• Compito: Riporta come elenco numerato le righe dalla riga che contiene "table-title: 净利润同比增速: [0, 8, 1078, 63]" fino alla riga che contiene "row-label: 商场龙头: [0, 451, 245, 533]", entrambe incluse, omettendo le righe vuote.

• Dati grezzi:
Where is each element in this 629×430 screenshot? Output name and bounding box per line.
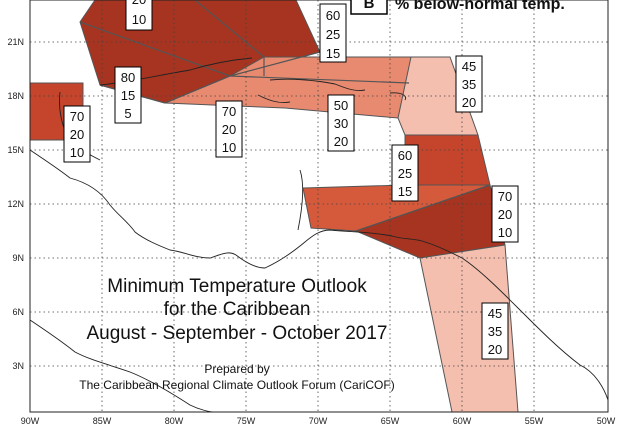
lon-label: 85W [93,416,112,426]
prob-box-hispaniola: 50 30 20 [327,94,355,152]
prob-value: 10 [70,145,84,160]
lon-label: 60W [453,416,472,426]
prob-value: 70 [70,109,84,124]
lon-label: 75W [237,416,256,426]
lat-label: 12N [7,199,24,209]
prob-value: 10 [498,225,512,240]
prob-box-windwards: 60 25 15 [391,144,419,202]
prob-value: 45 [488,306,502,321]
prob-value: 20 [498,207,512,222]
prob-value: 15 [121,88,135,103]
legend-letter-box [350,0,388,15]
prob-value: 70 [498,189,512,204]
lon-label: 90W [21,416,40,426]
legend-letter: B [364,0,375,12]
region-borders [79,0,491,232]
lat-label: 15N [7,145,24,155]
prob-box-lesser-antilles-north: 45 35 20 [455,55,483,113]
title-line-3: August - September - October 2017 [87,323,388,344]
lat-label: 6N [12,307,24,317]
prob-box-top-partial: 20 10 [125,0,153,31]
prob-value: 60 [326,8,340,23]
lat-label: 21N [7,37,24,47]
title-line-1: Minimum Temperature Outlook [107,276,367,297]
credit-line-1: Prepared by [204,362,269,376]
prob-value: 50 [334,98,348,113]
latitude-labels: 21N 18N 15N 12N 9N 6N 3N [7,37,24,371]
lon-label: 80W [165,416,184,426]
title-line-2: for the Caribbean [164,299,311,320]
map-border [29,0,609,413]
prob-value: 20 [132,0,146,7]
map-title: Minimum Temperature Outlook for the Cari… [79,276,394,392]
prob-value: 20 [334,134,348,149]
prob-value: 10 [132,12,146,27]
lon-label: 50W [597,416,616,426]
prob-value: 35 [462,77,476,92]
prob-box-jamaica: 70 20 10 [215,100,243,158]
legend-text: % below-normal temp. [395,0,565,13]
prob-value: 15 [398,184,412,199]
lon-label: 70W [309,416,328,426]
lon-label: 55W [525,416,544,426]
prob-value: 35 [488,324,502,339]
prob-value: 20 [462,95,476,110]
prob-value: 70 [222,104,236,119]
prob-value: 20 [222,122,236,137]
prob-box-trinidad: 70 20 10 [491,185,519,243]
lat-label: 3N [12,361,24,371]
prob-value: 80 [121,70,135,85]
prob-value: 10 [222,140,236,155]
prob-value: 60 [398,148,412,163]
prob-value: 20 [70,127,84,142]
prob-box-guianas: 45 35 20 [481,302,509,360]
legend: B % below-normal temp. [350,0,565,15]
probability-boxes: 20 10 60 25 15 45 35 20 80 15 5 70 20 10 [63,0,519,360]
lat-label: 9N [12,253,24,263]
lat-label: 18N [7,91,24,101]
lon-label: 65W [381,416,400,426]
prob-value: 15 [326,46,340,61]
prob-box-cuba: 80 15 5 [114,66,142,124]
prob-box-bahamas: 60 25 15 [319,3,347,63]
prob-value: 5 [124,106,131,121]
longitude-labels: 90W 85W 80W 75W 70W 65W 60W 55W 50W [21,416,616,426]
prob-box-belize: 70 20 10 [63,105,91,163]
prob-value: 45 [462,59,476,74]
prob-value: 20 [488,342,502,357]
credit-line-2: The Caribbean Regional Climate Outlook F… [79,378,394,392]
prob-value: 30 [334,116,348,131]
prob-value: 25 [398,166,412,181]
prob-value: 25 [326,27,340,42]
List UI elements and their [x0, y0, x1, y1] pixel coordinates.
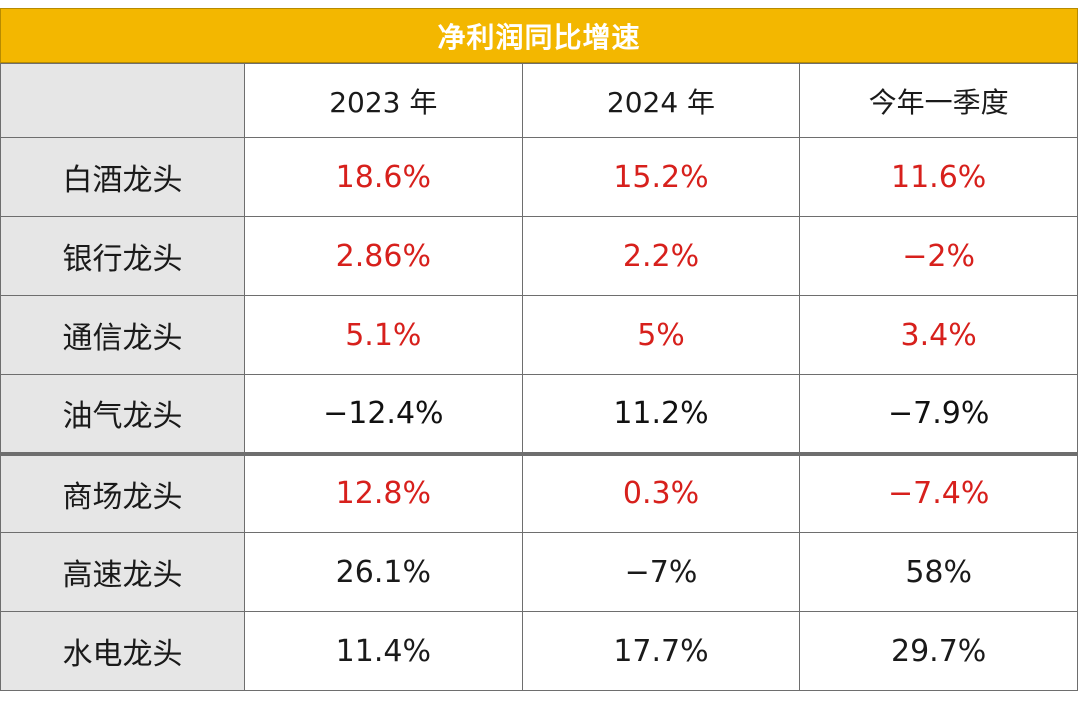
table-title: 净利润同比增速: [0, 8, 1078, 63]
growth-table-container: 净利润同比增速 2023 年 2024 年 今年一季度 白酒龙头 18.6% 1…: [0, 8, 1078, 691]
value-cell: 18.6%: [244, 137, 523, 217]
row-label: 白酒龙头: [0, 137, 245, 217]
row-label: 高速龙头: [0, 532, 245, 612]
column-header-2024: 2024 年: [521, 63, 801, 138]
table-row: 商场龙头 12.8% 0.3% −7.4%: [0, 451, 1078, 533]
value-cell: 15.2%: [521, 137, 801, 217]
value-cell: −12.4%: [244, 374, 523, 454]
value-cell: 29.7%: [799, 611, 1078, 691]
net-profit-growth-table: 2023 年 2024 年 今年一季度 白酒龙头 18.6% 15.2% 11.…: [0, 63, 1078, 691]
value-cell: −7.9%: [799, 374, 1078, 454]
table-row: 高速龙头 26.1% −7% 58%: [0, 532, 1078, 612]
value-cell: 11.6%: [799, 137, 1078, 217]
value-cell: 3.4%: [799, 295, 1078, 375]
value-cell: 11.4%: [244, 611, 523, 691]
value-cell: 2.86%: [244, 216, 523, 296]
row-label: 通信龙头: [0, 295, 245, 375]
value-cell: 12.8%: [244, 451, 523, 533]
table-row: 油气龙头 −12.4% 11.2% −7.9%: [0, 374, 1078, 454]
value-cell: 11.2%: [521, 374, 801, 454]
table-row: 银行龙头 2.86% 2.2% −2%: [0, 216, 1078, 296]
value-cell: −7%: [521, 532, 801, 612]
column-header-2023: 2023 年: [244, 63, 523, 138]
value-cell: 5.1%: [244, 295, 523, 375]
table-row: 通信龙头 5.1% 5% 3.4%: [0, 295, 1078, 375]
value-cell: 58%: [799, 532, 1078, 612]
value-cell: −7.4%: [799, 451, 1078, 533]
header-row: 2023 年 2024 年 今年一季度: [0, 63, 1078, 138]
value-cell: −2%: [799, 216, 1078, 296]
row-label: 商场龙头: [0, 451, 245, 533]
value-cell: 5%: [521, 295, 801, 375]
table-row: 水电龙头 11.4% 17.7% 29.7%: [0, 611, 1078, 691]
row-label: 银行龙头: [0, 216, 245, 296]
row-label: 水电龙头: [0, 611, 245, 691]
table-row: 白酒龙头 18.6% 15.2% 11.6%: [0, 137, 1078, 217]
value-cell: 26.1%: [244, 532, 523, 612]
value-cell: 17.7%: [521, 611, 801, 691]
header-corner-cell: [0, 63, 245, 138]
value-cell: 2.2%: [521, 216, 801, 296]
column-header-q1: 今年一季度: [799, 63, 1078, 138]
row-label: 油气龙头: [0, 374, 245, 454]
value-cell: 0.3%: [521, 451, 801, 533]
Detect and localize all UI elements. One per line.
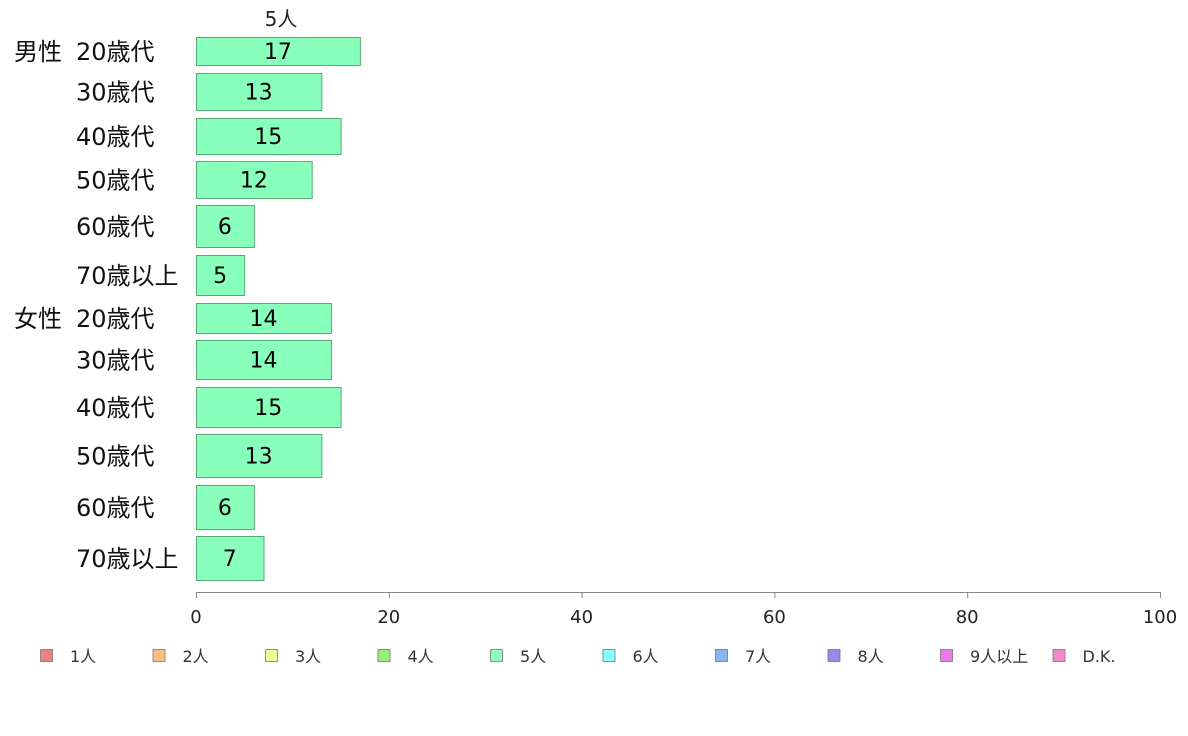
bar — [196, 340, 332, 380]
legend-swatch — [715, 649, 728, 662]
legend-swatch — [40, 649, 53, 662]
bar-value-label: 6 — [218, 496, 232, 521]
legend-label: 7人 — [745, 647, 771, 666]
bars-group: 男性 20歳代 17 30歳代 13 40歳代 15 50歳代 12 60歳代 6 70歳以上 5 女性 2… — [14, 37, 361, 581]
legend-swatch — [265, 649, 278, 662]
legend-swatch — [1052, 649, 1066, 662]
series-header: 5人 — [265, 7, 298, 31]
bar-value-label: 14 — [249, 349, 277, 374]
legend-swatch — [827, 649, 841, 662]
legend-swatch — [152, 649, 166, 662]
legend-label: 9人以上 — [970, 647, 1028, 666]
legend-swatch — [490, 649, 503, 662]
category-label: 40歳代 — [76, 394, 155, 422]
legend-label: 1人 — [70, 647, 96, 666]
x-axis: 0 20 40 60 80 100 — [190, 592, 1177, 628]
bar-value-label: 17 — [264, 40, 292, 65]
bar — [196, 485, 255, 530]
bar-value-label: 5 — [213, 264, 227, 289]
bar — [196, 205, 255, 248]
category-label: 50歳代 — [76, 443, 155, 471]
category-label: 70歳以上 — [76, 262, 179, 290]
legend-swatch — [940, 649, 953, 662]
category-label: 60歳代 — [76, 494, 155, 522]
legend-label: D.K. — [1083, 647, 1116, 666]
bar-value-label: 12 — [240, 169, 268, 194]
bar — [196, 118, 342, 155]
x-tick-label: 20 — [377, 607, 400, 628]
legend-label: 2人 — [183, 647, 209, 666]
bar — [196, 255, 246, 296]
category-label: 30歳代 — [76, 347, 155, 375]
legend-label: 4人 — [408, 647, 434, 666]
bar-value-label: 7 — [223, 547, 237, 572]
bar-value-label: 6 — [218, 215, 232, 240]
legend: 1人 2人 3人 4人 5人 6人 7人 8人 9人以上 D.K. — [40, 647, 1116, 666]
legend-swatch — [377, 649, 391, 662]
legend-label: 5人 — [520, 647, 546, 666]
category-label: 20歳代 — [76, 38, 155, 66]
bar — [196, 73, 323, 111]
group-label: 男性 — [14, 38, 62, 66]
legend-label: 6人 — [633, 647, 659, 666]
x-tick-label: 0 — [190, 607, 201, 628]
x-tick-label: 100 — [1143, 607, 1177, 628]
bar-value-label: 13 — [245, 81, 273, 106]
legend-label: 3人 — [295, 647, 321, 666]
bar — [196, 161, 313, 199]
bar — [196, 434, 323, 478]
x-tick-label: 80 — [956, 607, 979, 628]
bar — [196, 536, 265, 581]
category-label: 40歳代 — [76, 123, 155, 151]
group-label: 女性 — [14, 305, 62, 333]
category-label: 60歳代 — [76, 213, 155, 241]
bar — [196, 37, 361, 66]
x-tick-label: 60 — [763, 607, 786, 628]
bar-value-label: 13 — [245, 445, 273, 470]
legend-swatch — [602, 649, 616, 662]
bar-value-label: 15 — [254, 396, 282, 421]
category-label: 30歳代 — [76, 79, 155, 107]
bar — [196, 387, 342, 428]
bar-value-label: 15 — [254, 125, 282, 150]
category-label: 70歳以上 — [76, 545, 179, 573]
x-tick-label: 40 — [570, 607, 593, 628]
bar — [196, 303, 332, 334]
bar-value-label: 14 — [249, 307, 277, 332]
category-label: 20歳代 — [76, 305, 155, 333]
legend-label: 8人 — [858, 647, 884, 666]
category-label: 50歳代 — [76, 167, 155, 195]
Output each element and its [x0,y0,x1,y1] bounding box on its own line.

• Risposta corretta:
1. table-title: 净利润同比增速: [0, 8, 1078, 63]
2. growth-table-container: 净利润同比增速 2023 年 2024 年 今年一季度 白酒龙头 18.6% 1…: [0, 8, 1078, 691]
3. value-cell: 18.6%: [244, 137, 523, 217]
4. row-label: 白酒龙头: [0, 137, 245, 217]
5. row-label: 高速龙头: [0, 532, 245, 612]
6. column-header-2024: 2024 年: [521, 63, 801, 138]
7. table-row: 商场龙头 12.8% 0.3% −7.4%: [0, 451, 1078, 533]
8. value-cell: 15.2%: [521, 137, 801, 217]
9. value-cell: −12.4%: [244, 374, 523, 454]
10. value-cell: 29.7%: [799, 611, 1078, 691]
11. net-profit-growth-table: 2023 年 2024 年 今年一季度 白酒龙头 18.6% 15.2% 11.…: [0, 63, 1078, 691]
12. value-cell: −7.9%: [799, 374, 1078, 454]
13. table-row: 高速龙头 26.1% −7% 58%: [0, 532, 1078, 612]
14. value-cell: 11.6%: [799, 137, 1078, 217]
15. value-cell: 3.4%: [799, 295, 1078, 375]
16. value-cell: 11.4%: [244, 611, 523, 691]
17. value-cell: 2.86%: [244, 216, 523, 296]
18. row-label: 通信龙头: [0, 295, 245, 375]
19. value-cell: 12.8%: [244, 451, 523, 533]
20. table-row: 油气龙头 −12.4% 11.2% −7.9%: [0, 374, 1078, 454]
21. value-cell: 11.2%: [521, 374, 801, 454]
22. table-row: 银行龙头 2.86% 2.2% −2%: [0, 216, 1078, 296]
23. value-cell: −7%: [521, 532, 801, 612]
24. column-header-2023: 2023 年: [244, 63, 523, 138]
25. value-cell: 5.1%: [244, 295, 523, 375]
26. table-row: 通信龙头 5.1% 5% 3.4%: [0, 295, 1078, 375]
27. value-cell: 58%: [799, 532, 1078, 612]
28. value-cell: −7.4%: [799, 451, 1078, 533]
29. header-row: 2023 年 2024 年 今年一季度: [0, 63, 1078, 138]
30. value-cell: −2%: [799, 216, 1078, 296]
31. row-label: 商场龙头: [0, 451, 245, 533]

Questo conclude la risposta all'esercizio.